━━ Provided material ━━

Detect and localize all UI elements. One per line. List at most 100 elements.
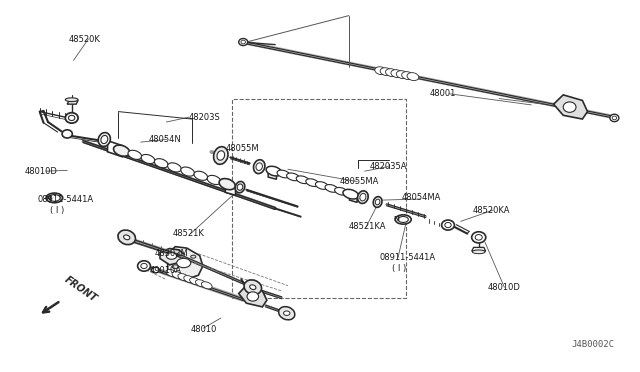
Ellipse shape: [343, 189, 358, 199]
Ellipse shape: [360, 193, 366, 201]
Ellipse shape: [219, 179, 236, 190]
Ellipse shape: [247, 292, 259, 301]
Polygon shape: [108, 141, 123, 157]
Ellipse shape: [113, 145, 130, 156]
Ellipse shape: [46, 193, 63, 203]
Ellipse shape: [65, 113, 78, 123]
Polygon shape: [168, 247, 203, 279]
Ellipse shape: [241, 40, 246, 44]
Ellipse shape: [380, 68, 392, 76]
Ellipse shape: [266, 166, 282, 176]
Ellipse shape: [172, 265, 179, 269]
Ellipse shape: [250, 285, 256, 289]
Ellipse shape: [284, 311, 290, 315]
Ellipse shape: [563, 102, 576, 112]
Ellipse shape: [278, 307, 295, 320]
Ellipse shape: [191, 255, 196, 258]
Ellipse shape: [207, 175, 221, 185]
Ellipse shape: [217, 151, 225, 160]
Polygon shape: [67, 100, 78, 104]
Ellipse shape: [244, 280, 262, 295]
Text: N: N: [45, 195, 51, 201]
Ellipse shape: [152, 267, 159, 273]
Text: 48010: 48010: [191, 325, 217, 334]
Ellipse shape: [287, 173, 300, 181]
Ellipse shape: [99, 132, 110, 147]
Ellipse shape: [62, 130, 72, 138]
Ellipse shape: [168, 163, 181, 172]
Text: 48521KA: 48521KA: [349, 222, 387, 231]
Ellipse shape: [612, 116, 617, 120]
Ellipse shape: [154, 158, 168, 168]
Text: 48520K: 48520K: [69, 35, 101, 44]
Ellipse shape: [385, 69, 397, 77]
Ellipse shape: [194, 171, 207, 180]
Ellipse shape: [256, 163, 262, 170]
Ellipse shape: [141, 154, 155, 164]
Text: 49010A: 49010A: [150, 266, 182, 275]
Ellipse shape: [442, 220, 454, 230]
Ellipse shape: [610, 114, 619, 122]
Ellipse shape: [396, 215, 412, 224]
Ellipse shape: [237, 184, 243, 190]
Text: 48521K: 48521K: [173, 229, 205, 238]
Ellipse shape: [166, 253, 177, 259]
Ellipse shape: [396, 71, 408, 78]
Ellipse shape: [277, 170, 290, 178]
Text: FRONT: FRONT: [63, 275, 99, 304]
Ellipse shape: [316, 182, 328, 189]
Ellipse shape: [236, 182, 244, 193]
Ellipse shape: [177, 258, 191, 268]
Ellipse shape: [358, 191, 368, 203]
Text: 48010D: 48010D: [24, 167, 57, 176]
Ellipse shape: [124, 235, 130, 240]
Ellipse shape: [49, 195, 60, 201]
Text: 48055M: 48055M: [225, 144, 259, 153]
Ellipse shape: [407, 73, 419, 81]
Polygon shape: [160, 248, 184, 265]
Ellipse shape: [180, 167, 195, 176]
Ellipse shape: [253, 160, 265, 174]
Ellipse shape: [373, 197, 382, 207]
Ellipse shape: [128, 150, 141, 160]
Ellipse shape: [325, 185, 338, 192]
Ellipse shape: [402, 72, 413, 80]
Text: 08911-5441A: 08911-5441A: [37, 195, 93, 203]
Polygon shape: [225, 182, 236, 195]
Ellipse shape: [239, 38, 248, 45]
Text: 48203S: 48203S: [189, 113, 221, 122]
Ellipse shape: [189, 278, 200, 285]
Ellipse shape: [398, 217, 408, 222]
Text: 48010D: 48010D: [488, 283, 520, 292]
Ellipse shape: [166, 269, 177, 277]
Ellipse shape: [172, 272, 183, 279]
Text: 48054MA: 48054MA: [402, 193, 442, 202]
Ellipse shape: [101, 135, 108, 144]
Text: ( I ): ( I ): [392, 264, 406, 273]
Polygon shape: [349, 192, 357, 202]
Ellipse shape: [68, 115, 75, 121]
Ellipse shape: [476, 235, 483, 240]
Ellipse shape: [214, 147, 228, 164]
Ellipse shape: [296, 176, 309, 184]
Text: 48001: 48001: [430, 89, 456, 98]
Ellipse shape: [375, 67, 387, 75]
Ellipse shape: [184, 276, 195, 283]
Ellipse shape: [178, 273, 189, 281]
Ellipse shape: [472, 250, 485, 254]
Ellipse shape: [391, 70, 403, 78]
Text: N: N: [394, 217, 400, 222]
Ellipse shape: [375, 199, 380, 205]
Text: ( I ): ( I ): [50, 206, 64, 215]
Ellipse shape: [195, 280, 206, 287]
Polygon shape: [239, 285, 267, 307]
Ellipse shape: [118, 230, 136, 245]
Ellipse shape: [306, 179, 319, 186]
Text: 482035A: 482035A: [370, 162, 408, 171]
Polygon shape: [472, 247, 486, 251]
Ellipse shape: [445, 222, 451, 228]
Ellipse shape: [335, 187, 348, 195]
Polygon shape: [268, 168, 276, 179]
Text: 48055MA: 48055MA: [339, 177, 379, 186]
Ellipse shape: [472, 232, 486, 243]
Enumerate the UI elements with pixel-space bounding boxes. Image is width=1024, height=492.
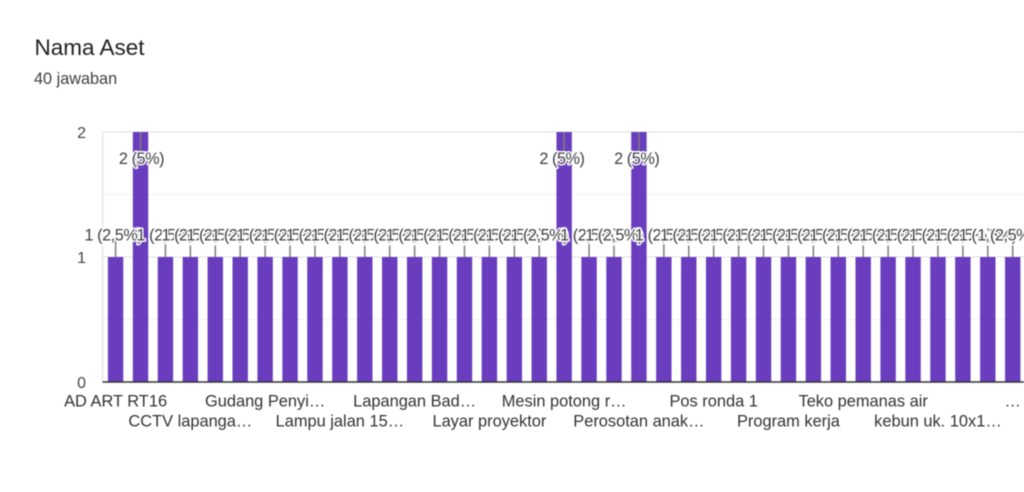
svg-text:1 (2,5%): 1 (2,5%) (685, 227, 743, 245)
svg-text:1 (2,5%): 1 (2,5%) (585, 227, 643, 245)
svg-text:1 (2,5%): 1 (2,5%) (809, 227, 867, 245)
svg-text:2: 2 (77, 125, 86, 142)
svg-text:2 (5%): 2 (5%) (614, 150, 659, 168)
svg-text:1 (2,5%): 1 (2,5%) (84, 227, 142, 245)
svg-text:1 (2,5%): 1 (2,5%) (934, 227, 992, 245)
svg-text:Nama Aset: Nama Aset (35, 35, 146, 60)
svg-text:Gudang Penyi…: Gudang Penyi… (205, 393, 325, 411)
svg-text:1 (2,5%): 1 (2,5%) (834, 227, 892, 245)
svg-text:2 (5%): 2 (5%) (119, 150, 164, 168)
svg-text:1 (2,5%): 1 (2,5%) (909, 227, 967, 245)
svg-text:1 (2,5%): 1 (2,5%) (236, 227, 294, 245)
svg-text:1 (2,5%): 1 (2,5%) (161, 227, 219, 245)
svg-text:1 (2,5%): 1 (2,5%) (137, 227, 195, 245)
svg-text:Lapangan Bad…: Lapangan Bad… (353, 393, 476, 411)
svg-text:kebun uk. 10x1…: kebun uk. 10x1… (874, 413, 1002, 431)
svg-text:1 (2,5%): 1 (2,5%) (186, 227, 244, 245)
svg-text:40 jawaban: 40 jawaban (34, 70, 117, 88)
svg-text:Pos ronda 1: Pos ronda 1 (669, 393, 757, 411)
svg-text:1: 1 (77, 250, 86, 267)
svg-text:AD ART RT16: AD ART RT16 (64, 393, 167, 411)
svg-text:1 (2,5%): 1 (2,5%) (311, 227, 369, 245)
svg-text:1 (2,5%): 1 (2,5%) (735, 227, 793, 245)
svg-text:1 (2,5%): 1 (2,5%) (211, 227, 269, 245)
svg-text:0: 0 (77, 375, 86, 392)
svg-text:1 (2,5%): 1 (2,5%) (386, 227, 444, 245)
svg-text:1 (2,5%): 1 (2,5%) (411, 227, 469, 245)
svg-text:1 (2,5%): 1 (2,5%) (436, 227, 494, 245)
svg-text:2 (5%): 2 (5%) (539, 150, 584, 168)
svg-text:1 (2,5%): 1 (2,5%) (959, 227, 1017, 245)
svg-text:Layar proyektor: Layar proyektor (432, 413, 546, 431)
svg-text:1 (2,5%): 1 (2,5%) (710, 227, 768, 245)
svg-text:1 (2,5%): 1 (2,5%) (485, 227, 543, 245)
svg-text:…: … (1005, 393, 1021, 411)
svg-text:Teko pemanas air: Teko pemanas air (799, 393, 929, 411)
svg-text:Mesin potong r…: Mesin potong r… (502, 393, 627, 411)
svg-text:1 (2,5%): 1 (2,5%) (510, 227, 568, 245)
svg-text:Perosotan anak…: Perosotan anak… (573, 413, 704, 431)
svg-text:1 (2,5%): 1 (2,5%) (977, 227, 1024, 245)
svg-text:1 (2,5%): 1 (2,5%) (884, 227, 942, 245)
svg-text:Lampu jalan 15…: Lampu jalan 15… (276, 413, 404, 431)
svg-text:1 (2,5%): 1 (2,5%) (635, 227, 693, 245)
svg-text:1 (2,5%): 1 (2,5%) (286, 227, 344, 245)
svg-text:1 (2,5%): 1 (2,5%) (784, 227, 842, 245)
svg-text:1 (2,5%): 1 (2,5%) (460, 227, 518, 245)
svg-text:CCTV lapanga…: CCTV lapanga… (128, 413, 252, 431)
svg-text:1 (2,5%): 1 (2,5%) (261, 227, 319, 245)
svg-text:1 (2,5%): 1 (2,5%) (336, 227, 394, 245)
svg-text:Program kerja: Program kerja (737, 413, 841, 431)
svg-text:1 (2,5%): 1 (2,5%) (859, 227, 917, 245)
svg-text:1 (2,5%): 1 (2,5%) (560, 227, 618, 245)
svg-text:1 (2,5%): 1 (2,5%) (361, 227, 419, 245)
svg-text:1 (2,5%): 1 (2,5%) (660, 227, 718, 245)
svg-text:1 (2,5%): 1 (2,5%) (760, 227, 818, 245)
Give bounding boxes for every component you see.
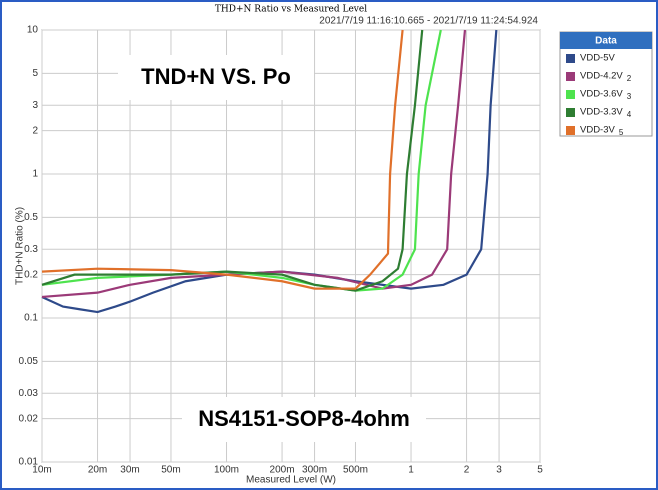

━━━

## Work to do
Convert the records into a JSON list of strings, one per line and with blank lines left out, starting with the line containing "Ellipse shape: [343, 189, 358, 199]" and going on through the line containing "Ellipse shape: [287, 173, 300, 181]".

## Solution to this problem
[
  "Ellipse shape: [343, 189, 358, 199]",
  "Ellipse shape: [360, 193, 366, 201]",
  "Ellipse shape: [219, 179, 236, 190]",
  "Ellipse shape: [247, 292, 259, 301]",
  "Polygon shape: [108, 141, 123, 157]",
  "Ellipse shape: [113, 145, 130, 156]",
  "Ellipse shape: [46, 193, 63, 203]",
  "Ellipse shape: [65, 113, 78, 123]",
  "Polygon shape: [168, 247, 203, 279]",
  "Ellipse shape: [241, 40, 246, 44]",
  "Ellipse shape: [380, 68, 392, 76]",
  "Ellipse shape: [266, 166, 282, 176]",
  "Ellipse shape: [172, 265, 179, 269]",
  "Ellipse shape: [250, 285, 256, 289]",
  "Ellipse shape: [284, 311, 290, 315]",
  "Ellipse shape: [563, 102, 576, 112]",
  "Ellipse shape: [278, 307, 295, 320]",
  "Ellipse shape: [191, 255, 196, 258]",
  "Ellipse shape: [207, 175, 221, 185]",
  "Ellipse shape: [217, 151, 225, 160]",
  "Polygon shape: [67, 100, 78, 104]",
  "Ellipse shape: [244, 280, 262, 295]",
  "Text: N: N: [45, 195, 51, 201]",
  "Ellipse shape: [152, 267, 159, 273]",
  "Text: 48010: 48010: [191, 325, 217, 334]",
  "Ellipse shape: [287, 173, 300, 181]"
]